#### Source material
== == ==

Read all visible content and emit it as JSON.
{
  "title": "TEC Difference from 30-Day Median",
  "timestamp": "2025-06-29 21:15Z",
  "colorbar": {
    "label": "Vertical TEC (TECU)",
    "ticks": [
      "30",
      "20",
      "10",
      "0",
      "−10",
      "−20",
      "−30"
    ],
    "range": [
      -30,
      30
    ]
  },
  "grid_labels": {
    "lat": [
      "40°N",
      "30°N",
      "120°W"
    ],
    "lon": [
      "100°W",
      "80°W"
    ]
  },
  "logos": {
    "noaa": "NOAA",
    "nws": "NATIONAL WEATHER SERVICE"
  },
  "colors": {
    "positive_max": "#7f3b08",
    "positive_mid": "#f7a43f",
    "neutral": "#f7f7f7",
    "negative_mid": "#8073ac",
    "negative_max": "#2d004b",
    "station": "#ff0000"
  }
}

== == ==

#### Task to complete
Every line of the material must be returned exactly as it appears.

#### Exercise solution
Read all visible content and emit it as JSON.
{
  "title": "TEC Difference from 30-Day Median",
  "timestamp": "2025-06-29 21:15Z",
  "colorbar": {
    "label": "Vertical TEC (TECU)",
    "ticks": [
      "30",
      "20",
      "10",
      "0",
      "−10",
      "−20",
      "−30"
    ],
    "range": [
      -30,
      30
    ]
  },
  "grid_labels": {
    "lat": [
      "40°N",
      "30°N",
      "120°W"
    ],
    "lon": [
      "100°W",
      "80°W"
    ]
  },
  "logos": {
    "noaa": "NOAA",
    "nws": "NATIONAL WEATHER SERVICE"
  },
  "colors": {
    "positive_max": "#7f3b08",
    "positive_mid": "#f7a43f",
    "neutral": "#f7f7f7",
    "negative_mid": "#8073ac",
    "negative_max": "#2d004b",
    "station": "#ff0000"
  }
}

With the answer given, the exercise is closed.